Dataset items:
- - - -

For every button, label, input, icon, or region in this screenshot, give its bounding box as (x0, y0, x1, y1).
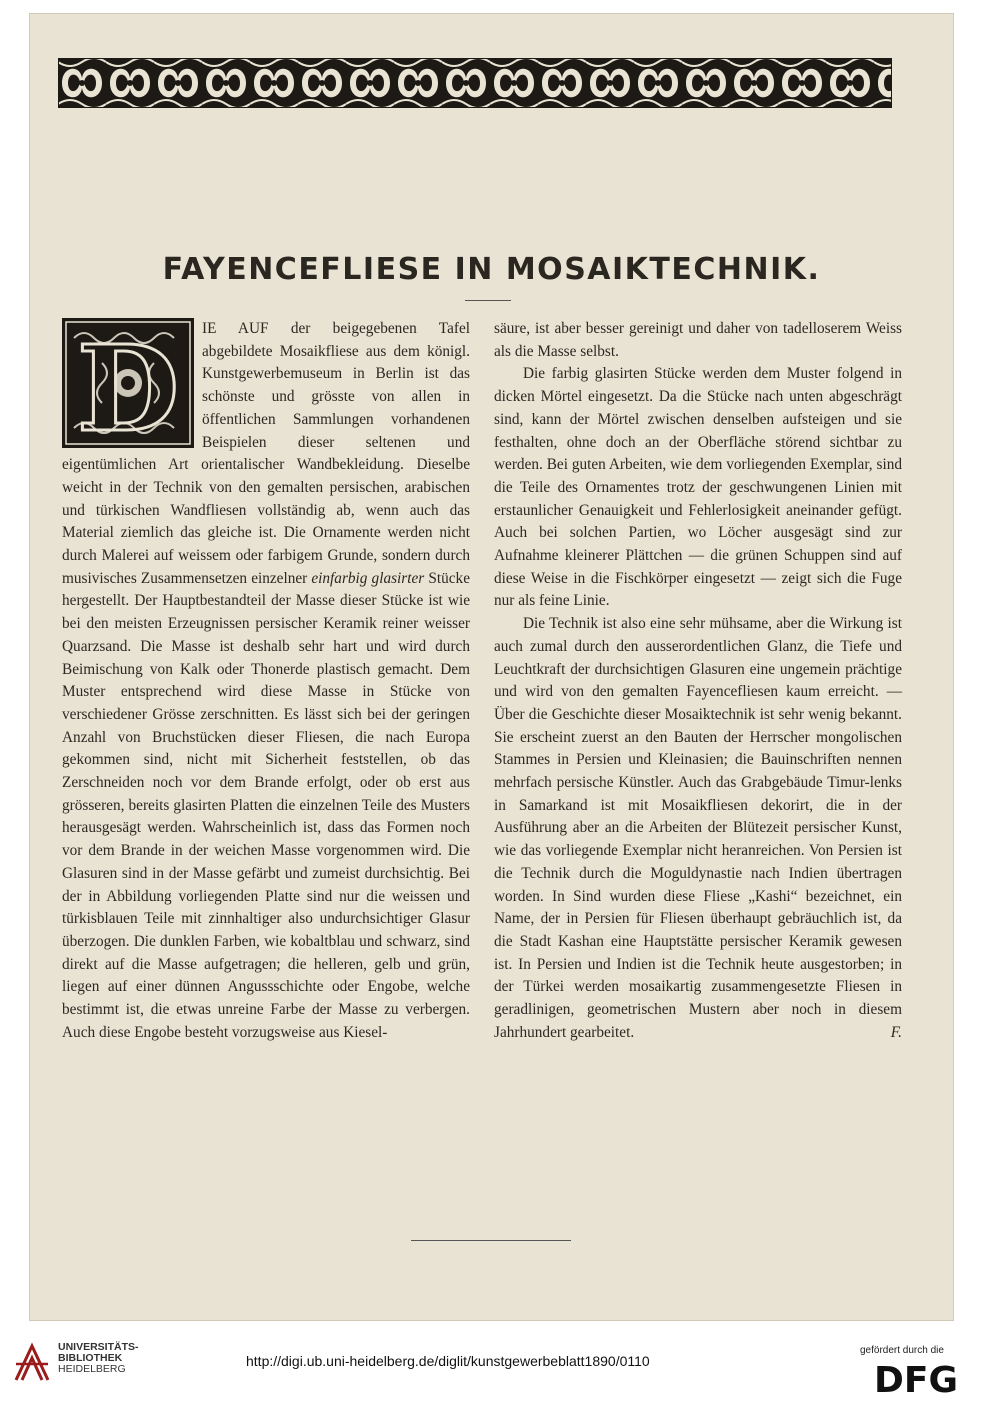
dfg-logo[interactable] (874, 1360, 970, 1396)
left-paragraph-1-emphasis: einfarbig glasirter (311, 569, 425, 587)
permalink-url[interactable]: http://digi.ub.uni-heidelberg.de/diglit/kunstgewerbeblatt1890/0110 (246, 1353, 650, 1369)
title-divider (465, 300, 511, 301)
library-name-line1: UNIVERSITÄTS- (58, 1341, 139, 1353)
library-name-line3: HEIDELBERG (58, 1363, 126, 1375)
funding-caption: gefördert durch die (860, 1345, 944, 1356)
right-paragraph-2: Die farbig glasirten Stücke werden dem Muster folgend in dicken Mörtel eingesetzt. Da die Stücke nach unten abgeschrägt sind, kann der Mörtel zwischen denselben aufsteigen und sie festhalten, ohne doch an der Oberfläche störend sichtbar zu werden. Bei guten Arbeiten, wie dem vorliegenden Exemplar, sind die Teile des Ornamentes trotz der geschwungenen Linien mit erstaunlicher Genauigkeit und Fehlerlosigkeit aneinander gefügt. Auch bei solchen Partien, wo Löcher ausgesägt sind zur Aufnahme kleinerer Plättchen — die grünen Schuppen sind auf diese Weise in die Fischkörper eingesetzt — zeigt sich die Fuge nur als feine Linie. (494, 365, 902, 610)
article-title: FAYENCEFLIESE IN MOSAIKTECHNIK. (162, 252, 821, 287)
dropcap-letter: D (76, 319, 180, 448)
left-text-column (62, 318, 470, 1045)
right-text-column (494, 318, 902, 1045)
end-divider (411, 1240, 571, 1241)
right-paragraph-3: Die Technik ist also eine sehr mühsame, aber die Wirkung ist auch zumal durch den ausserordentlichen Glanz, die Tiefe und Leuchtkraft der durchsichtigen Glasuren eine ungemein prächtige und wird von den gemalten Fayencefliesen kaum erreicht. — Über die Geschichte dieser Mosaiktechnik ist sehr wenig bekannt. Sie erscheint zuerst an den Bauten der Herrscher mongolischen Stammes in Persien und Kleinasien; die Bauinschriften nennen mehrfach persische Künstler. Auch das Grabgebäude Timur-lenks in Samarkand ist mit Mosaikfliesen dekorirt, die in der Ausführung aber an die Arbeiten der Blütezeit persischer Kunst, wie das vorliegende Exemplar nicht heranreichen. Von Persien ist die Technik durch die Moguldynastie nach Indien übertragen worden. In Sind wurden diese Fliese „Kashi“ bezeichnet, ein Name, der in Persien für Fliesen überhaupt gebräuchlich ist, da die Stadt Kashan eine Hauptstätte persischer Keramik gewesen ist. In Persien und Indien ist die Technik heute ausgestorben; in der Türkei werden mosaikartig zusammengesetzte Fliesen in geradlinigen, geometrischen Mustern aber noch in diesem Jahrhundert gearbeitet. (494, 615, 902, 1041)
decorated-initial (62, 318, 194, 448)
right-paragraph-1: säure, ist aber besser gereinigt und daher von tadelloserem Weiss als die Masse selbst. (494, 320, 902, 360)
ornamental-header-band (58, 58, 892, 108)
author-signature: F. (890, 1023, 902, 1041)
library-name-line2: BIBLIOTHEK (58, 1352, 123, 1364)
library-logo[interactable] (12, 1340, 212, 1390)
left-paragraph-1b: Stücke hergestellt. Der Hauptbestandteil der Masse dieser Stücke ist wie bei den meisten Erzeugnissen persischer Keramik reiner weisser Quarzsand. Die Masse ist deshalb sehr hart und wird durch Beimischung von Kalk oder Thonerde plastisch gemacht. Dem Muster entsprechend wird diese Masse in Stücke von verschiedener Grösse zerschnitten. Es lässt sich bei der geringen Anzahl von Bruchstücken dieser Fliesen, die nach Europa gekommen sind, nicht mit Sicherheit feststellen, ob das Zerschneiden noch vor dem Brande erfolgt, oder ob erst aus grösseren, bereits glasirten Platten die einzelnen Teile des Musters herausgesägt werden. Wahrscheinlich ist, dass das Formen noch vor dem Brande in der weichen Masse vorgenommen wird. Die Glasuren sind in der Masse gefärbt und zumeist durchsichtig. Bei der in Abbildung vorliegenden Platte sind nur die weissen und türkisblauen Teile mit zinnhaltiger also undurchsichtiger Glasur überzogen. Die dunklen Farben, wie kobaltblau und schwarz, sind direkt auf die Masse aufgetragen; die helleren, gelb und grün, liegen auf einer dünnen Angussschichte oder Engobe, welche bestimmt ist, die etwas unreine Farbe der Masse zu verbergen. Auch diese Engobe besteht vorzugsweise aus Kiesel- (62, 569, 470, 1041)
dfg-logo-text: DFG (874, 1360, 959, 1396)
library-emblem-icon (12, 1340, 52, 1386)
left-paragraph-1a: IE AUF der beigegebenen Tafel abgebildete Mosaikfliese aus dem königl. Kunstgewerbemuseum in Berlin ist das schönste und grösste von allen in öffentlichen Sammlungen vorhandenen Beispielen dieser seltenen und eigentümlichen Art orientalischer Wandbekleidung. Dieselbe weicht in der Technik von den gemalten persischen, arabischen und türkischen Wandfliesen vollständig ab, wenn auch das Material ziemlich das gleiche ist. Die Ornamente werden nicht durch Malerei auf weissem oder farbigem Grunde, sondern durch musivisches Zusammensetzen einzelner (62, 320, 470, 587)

- - - -

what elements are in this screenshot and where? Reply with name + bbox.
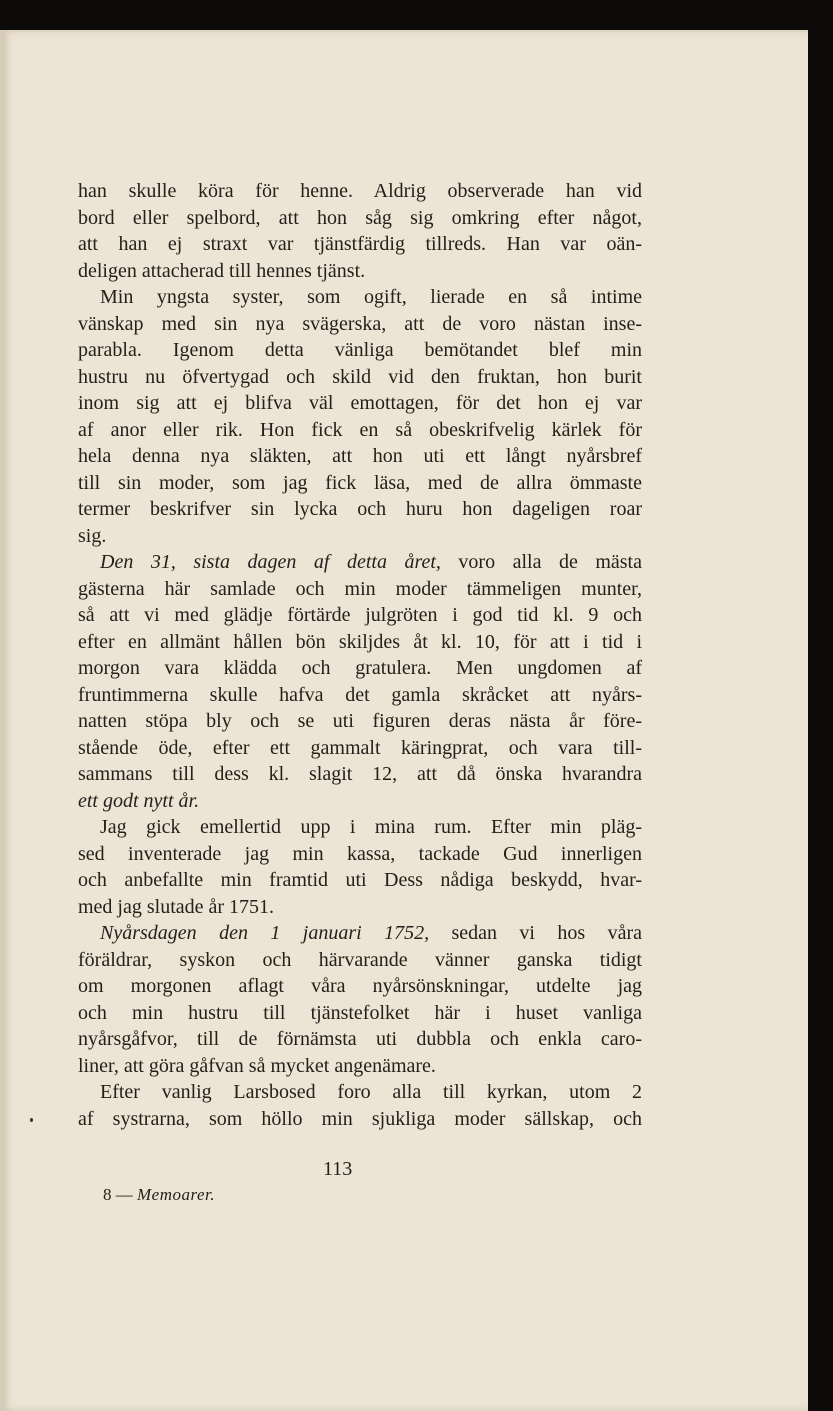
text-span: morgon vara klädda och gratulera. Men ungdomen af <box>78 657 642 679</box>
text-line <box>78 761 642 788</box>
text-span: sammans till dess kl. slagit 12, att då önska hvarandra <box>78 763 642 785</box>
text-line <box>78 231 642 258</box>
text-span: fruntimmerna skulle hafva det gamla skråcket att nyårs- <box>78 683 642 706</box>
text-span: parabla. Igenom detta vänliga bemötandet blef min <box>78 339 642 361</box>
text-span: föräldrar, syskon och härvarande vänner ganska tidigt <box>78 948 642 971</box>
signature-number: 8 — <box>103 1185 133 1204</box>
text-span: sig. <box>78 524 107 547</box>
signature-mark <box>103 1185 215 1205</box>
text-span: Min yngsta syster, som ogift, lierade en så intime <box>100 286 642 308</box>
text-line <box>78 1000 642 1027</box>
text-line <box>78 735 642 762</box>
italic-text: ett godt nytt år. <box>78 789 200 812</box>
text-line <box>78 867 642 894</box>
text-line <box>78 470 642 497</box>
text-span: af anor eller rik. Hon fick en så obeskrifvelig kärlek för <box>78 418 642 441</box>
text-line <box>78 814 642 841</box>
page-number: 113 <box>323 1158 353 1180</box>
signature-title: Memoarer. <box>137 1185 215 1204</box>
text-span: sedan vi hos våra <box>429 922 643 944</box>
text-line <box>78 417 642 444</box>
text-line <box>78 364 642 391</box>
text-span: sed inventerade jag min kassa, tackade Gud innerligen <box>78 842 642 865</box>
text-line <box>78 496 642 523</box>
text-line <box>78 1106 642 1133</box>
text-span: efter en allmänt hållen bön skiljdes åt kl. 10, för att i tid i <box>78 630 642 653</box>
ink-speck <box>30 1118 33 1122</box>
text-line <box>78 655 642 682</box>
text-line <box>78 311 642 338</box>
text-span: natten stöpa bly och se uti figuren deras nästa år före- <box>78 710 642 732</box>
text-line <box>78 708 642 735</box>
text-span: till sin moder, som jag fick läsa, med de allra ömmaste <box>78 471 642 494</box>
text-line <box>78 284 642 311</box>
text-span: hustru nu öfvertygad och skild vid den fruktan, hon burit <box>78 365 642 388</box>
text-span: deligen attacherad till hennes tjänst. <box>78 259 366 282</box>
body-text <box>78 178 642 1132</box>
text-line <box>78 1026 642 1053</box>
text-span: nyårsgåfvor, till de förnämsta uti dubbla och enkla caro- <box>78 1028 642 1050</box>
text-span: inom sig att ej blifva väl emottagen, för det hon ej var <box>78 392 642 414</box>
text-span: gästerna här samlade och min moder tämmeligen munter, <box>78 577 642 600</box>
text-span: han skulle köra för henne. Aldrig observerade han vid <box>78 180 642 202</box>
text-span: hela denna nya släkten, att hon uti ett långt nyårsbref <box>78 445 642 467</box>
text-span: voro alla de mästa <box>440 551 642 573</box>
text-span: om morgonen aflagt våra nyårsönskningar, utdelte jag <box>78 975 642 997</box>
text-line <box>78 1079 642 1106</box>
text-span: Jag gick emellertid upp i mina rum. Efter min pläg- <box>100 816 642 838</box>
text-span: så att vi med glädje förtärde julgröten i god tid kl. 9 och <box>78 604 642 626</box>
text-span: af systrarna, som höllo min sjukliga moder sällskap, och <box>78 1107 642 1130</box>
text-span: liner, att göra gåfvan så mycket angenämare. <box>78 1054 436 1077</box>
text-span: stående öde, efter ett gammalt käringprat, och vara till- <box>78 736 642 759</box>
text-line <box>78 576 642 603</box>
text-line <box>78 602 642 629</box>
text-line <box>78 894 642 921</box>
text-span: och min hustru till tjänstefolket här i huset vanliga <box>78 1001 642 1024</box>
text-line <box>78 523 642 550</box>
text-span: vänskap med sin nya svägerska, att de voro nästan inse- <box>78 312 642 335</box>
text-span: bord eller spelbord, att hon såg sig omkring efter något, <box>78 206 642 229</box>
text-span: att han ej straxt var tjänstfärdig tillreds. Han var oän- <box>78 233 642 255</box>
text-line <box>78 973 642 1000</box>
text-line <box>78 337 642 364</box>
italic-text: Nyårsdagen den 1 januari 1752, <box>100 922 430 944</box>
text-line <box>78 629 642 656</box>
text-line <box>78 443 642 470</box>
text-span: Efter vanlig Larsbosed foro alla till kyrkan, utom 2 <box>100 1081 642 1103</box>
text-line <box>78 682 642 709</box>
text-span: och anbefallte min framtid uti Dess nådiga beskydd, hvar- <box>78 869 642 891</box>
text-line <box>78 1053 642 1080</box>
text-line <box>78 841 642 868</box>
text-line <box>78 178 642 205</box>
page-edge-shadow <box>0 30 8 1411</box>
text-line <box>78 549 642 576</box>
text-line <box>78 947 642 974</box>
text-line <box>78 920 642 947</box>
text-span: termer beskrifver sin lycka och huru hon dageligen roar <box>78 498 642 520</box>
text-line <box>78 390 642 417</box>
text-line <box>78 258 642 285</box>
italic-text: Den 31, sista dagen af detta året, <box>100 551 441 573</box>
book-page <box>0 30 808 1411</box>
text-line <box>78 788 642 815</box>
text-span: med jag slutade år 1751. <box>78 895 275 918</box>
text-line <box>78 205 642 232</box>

- - - -

◆ **Task item**:
If a line in the records above holds the string "this", copy it.

◆ **Result below**:
For every button, label, input, icon, or region in this screenshot, give its bounding box as (x0, y0, x1, y1).
what elements are in this screenshot and where? Reply with name + bbox.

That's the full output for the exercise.